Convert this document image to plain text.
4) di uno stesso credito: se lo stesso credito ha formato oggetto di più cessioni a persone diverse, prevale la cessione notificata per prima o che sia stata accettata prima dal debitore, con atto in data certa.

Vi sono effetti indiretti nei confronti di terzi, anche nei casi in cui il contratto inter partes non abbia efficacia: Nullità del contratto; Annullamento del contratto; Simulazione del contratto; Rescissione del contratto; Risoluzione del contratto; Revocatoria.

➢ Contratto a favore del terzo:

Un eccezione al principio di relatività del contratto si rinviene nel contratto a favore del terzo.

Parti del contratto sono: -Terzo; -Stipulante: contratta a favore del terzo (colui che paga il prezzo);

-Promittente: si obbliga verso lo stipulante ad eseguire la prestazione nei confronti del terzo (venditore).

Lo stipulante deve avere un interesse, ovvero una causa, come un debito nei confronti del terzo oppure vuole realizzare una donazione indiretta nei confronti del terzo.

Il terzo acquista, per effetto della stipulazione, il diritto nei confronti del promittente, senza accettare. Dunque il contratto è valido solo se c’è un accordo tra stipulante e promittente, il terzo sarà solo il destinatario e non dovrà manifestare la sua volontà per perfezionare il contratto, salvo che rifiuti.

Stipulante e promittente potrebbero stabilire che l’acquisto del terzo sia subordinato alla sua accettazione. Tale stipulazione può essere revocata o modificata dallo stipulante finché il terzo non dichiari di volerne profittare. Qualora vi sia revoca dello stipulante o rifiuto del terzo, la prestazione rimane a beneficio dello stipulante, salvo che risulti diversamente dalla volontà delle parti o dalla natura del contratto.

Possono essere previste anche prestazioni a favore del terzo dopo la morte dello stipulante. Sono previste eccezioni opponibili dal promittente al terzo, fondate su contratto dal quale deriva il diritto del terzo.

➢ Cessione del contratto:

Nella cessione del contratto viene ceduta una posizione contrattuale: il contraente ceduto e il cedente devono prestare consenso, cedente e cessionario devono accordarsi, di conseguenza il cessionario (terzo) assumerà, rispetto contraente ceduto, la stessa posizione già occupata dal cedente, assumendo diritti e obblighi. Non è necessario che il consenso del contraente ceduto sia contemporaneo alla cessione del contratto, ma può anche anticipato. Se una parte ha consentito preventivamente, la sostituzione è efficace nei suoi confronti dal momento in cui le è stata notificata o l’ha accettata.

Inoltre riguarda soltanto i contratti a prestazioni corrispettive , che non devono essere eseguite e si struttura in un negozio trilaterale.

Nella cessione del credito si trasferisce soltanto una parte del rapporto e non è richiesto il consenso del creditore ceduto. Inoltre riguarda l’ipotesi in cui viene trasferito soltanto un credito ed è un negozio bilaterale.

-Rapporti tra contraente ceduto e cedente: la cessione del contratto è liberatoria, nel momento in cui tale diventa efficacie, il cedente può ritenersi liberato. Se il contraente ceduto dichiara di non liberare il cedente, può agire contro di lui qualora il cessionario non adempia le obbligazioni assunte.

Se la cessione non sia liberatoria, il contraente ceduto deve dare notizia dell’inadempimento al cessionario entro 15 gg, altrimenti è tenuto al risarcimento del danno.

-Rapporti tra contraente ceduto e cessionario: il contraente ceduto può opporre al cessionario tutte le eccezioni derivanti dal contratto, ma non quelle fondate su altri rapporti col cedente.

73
========================================
▸ GIVEN INSTRUCTION
Report each line in the data that holds the word "momento".

▸ RESULT OF THE TASK
Nella cessione del contratto viene ceduta una posizione contrattuale: il contraente ceduto e il cedente devono prestare consenso, cedente e cessionario devono accordarsi, di conseguenza il cessionario (terzo) assumerà, rispetto contraente ceduto, la stessa posizione già occupata dal cedente, assumendo diritti e obblighi. Non è necessario che il consenso del contraente ceduto sia contemporaneo alla cessione del contratto, ma può anche anticipato. Se una parte ha consentito preventivamente, la sostituzione è efficace nei suoi confronti dal momento in cui le è stata notificata o l’ha accettata.
-Rapporti tra contraente ceduto e cedente: la cessione del contratto è liberatoria, nel momento in cui tale diventa efficacie, il cedente può ritenersi liberato. Se il contraente ceduto dichiara di non liberare il cedente, può agire contro di lui qualora il cessionario non adempia le obbligazioni assunte.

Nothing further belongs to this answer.